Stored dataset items
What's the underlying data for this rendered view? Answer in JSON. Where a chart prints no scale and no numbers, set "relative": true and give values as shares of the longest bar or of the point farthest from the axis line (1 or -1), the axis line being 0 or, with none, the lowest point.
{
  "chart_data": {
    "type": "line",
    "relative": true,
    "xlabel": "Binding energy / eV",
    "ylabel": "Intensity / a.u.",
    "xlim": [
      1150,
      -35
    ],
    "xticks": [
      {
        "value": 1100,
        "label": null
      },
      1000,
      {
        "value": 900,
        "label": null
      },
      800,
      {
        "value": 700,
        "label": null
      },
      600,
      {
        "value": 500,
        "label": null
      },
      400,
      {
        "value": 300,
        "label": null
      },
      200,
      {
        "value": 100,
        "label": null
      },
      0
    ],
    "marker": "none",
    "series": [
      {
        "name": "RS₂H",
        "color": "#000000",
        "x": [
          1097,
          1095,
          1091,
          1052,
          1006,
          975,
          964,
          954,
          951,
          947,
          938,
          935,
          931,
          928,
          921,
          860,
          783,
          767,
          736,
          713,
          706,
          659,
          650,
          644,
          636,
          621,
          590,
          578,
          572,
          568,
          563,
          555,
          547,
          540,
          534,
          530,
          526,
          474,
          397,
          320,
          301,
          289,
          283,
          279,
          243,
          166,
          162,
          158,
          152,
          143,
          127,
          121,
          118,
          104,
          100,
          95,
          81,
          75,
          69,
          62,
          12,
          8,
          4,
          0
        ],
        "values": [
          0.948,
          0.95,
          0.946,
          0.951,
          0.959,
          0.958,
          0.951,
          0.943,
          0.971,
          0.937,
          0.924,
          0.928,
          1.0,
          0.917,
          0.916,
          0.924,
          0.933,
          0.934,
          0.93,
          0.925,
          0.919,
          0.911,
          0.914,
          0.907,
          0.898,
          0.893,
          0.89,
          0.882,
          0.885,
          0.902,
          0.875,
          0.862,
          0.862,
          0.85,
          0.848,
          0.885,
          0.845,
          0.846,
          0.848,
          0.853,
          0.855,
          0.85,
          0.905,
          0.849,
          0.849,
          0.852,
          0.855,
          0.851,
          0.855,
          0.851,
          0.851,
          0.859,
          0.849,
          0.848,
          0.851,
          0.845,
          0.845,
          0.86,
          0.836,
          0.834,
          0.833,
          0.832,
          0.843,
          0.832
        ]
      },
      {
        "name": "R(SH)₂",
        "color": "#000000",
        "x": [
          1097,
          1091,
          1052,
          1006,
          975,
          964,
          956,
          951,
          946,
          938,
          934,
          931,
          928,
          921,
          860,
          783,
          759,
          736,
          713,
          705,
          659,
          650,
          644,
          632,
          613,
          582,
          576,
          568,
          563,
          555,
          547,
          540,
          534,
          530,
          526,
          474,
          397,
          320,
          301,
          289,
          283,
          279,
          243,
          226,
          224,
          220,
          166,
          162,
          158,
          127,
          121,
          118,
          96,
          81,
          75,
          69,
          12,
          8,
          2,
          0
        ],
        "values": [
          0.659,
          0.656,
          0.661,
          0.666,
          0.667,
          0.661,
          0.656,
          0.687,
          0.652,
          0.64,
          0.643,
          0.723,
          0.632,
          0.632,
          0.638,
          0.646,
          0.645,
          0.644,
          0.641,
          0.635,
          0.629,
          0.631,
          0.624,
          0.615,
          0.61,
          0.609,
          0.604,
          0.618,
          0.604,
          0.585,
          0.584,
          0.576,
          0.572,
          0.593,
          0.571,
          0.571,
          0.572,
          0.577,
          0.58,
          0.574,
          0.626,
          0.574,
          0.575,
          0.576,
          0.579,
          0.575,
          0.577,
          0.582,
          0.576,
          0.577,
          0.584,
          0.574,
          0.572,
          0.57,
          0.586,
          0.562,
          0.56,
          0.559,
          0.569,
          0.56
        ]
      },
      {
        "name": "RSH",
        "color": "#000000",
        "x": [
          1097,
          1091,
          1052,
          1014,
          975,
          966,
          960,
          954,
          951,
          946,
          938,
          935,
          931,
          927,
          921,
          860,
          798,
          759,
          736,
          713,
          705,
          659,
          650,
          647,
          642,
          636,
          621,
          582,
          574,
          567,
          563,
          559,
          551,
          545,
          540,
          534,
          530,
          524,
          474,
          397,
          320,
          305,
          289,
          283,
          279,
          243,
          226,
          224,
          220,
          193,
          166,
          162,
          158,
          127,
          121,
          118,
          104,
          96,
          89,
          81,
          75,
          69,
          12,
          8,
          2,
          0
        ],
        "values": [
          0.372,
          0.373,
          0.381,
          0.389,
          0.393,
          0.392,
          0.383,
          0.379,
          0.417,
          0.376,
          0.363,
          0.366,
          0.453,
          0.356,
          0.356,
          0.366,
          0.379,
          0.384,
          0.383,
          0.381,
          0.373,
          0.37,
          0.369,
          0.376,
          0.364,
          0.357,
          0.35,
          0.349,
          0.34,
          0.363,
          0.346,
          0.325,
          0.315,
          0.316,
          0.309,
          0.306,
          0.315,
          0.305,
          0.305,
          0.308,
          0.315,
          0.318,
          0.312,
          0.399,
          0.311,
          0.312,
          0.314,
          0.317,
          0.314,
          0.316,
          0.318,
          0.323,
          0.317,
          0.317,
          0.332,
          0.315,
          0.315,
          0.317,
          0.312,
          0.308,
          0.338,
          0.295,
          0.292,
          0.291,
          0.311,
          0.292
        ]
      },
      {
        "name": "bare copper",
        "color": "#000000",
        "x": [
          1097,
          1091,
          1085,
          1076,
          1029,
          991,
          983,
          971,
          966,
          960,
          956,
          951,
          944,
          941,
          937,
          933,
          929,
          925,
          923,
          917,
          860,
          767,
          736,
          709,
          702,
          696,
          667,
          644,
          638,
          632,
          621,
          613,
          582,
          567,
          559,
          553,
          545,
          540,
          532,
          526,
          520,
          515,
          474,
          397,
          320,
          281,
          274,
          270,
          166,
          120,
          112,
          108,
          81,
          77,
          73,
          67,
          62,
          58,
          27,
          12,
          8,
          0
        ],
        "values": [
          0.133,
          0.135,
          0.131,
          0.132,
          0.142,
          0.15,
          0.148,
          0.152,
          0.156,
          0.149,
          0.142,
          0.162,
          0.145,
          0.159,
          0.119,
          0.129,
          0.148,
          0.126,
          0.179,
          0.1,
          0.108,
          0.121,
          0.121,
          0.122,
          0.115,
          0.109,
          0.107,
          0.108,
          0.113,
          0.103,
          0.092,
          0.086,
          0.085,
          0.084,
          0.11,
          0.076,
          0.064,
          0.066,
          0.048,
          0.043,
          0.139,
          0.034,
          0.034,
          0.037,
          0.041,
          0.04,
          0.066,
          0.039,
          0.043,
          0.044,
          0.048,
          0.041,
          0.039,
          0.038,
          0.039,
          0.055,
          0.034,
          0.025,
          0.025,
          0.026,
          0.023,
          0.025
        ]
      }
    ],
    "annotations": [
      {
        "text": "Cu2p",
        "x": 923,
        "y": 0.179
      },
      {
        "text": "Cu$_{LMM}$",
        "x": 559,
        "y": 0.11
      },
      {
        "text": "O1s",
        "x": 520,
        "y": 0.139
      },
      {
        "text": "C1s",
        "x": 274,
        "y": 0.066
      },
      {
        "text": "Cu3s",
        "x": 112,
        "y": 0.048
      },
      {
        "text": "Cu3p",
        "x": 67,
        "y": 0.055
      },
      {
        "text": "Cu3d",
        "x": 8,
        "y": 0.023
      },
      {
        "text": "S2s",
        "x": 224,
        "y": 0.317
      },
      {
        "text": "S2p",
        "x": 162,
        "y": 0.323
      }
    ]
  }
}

▶ **EXERCISE DIRECTIONS**
Tally up how many lines in the preceding listing contain the word "name". Give nothing but the number.

▶ **WORKED SOLUTION**
4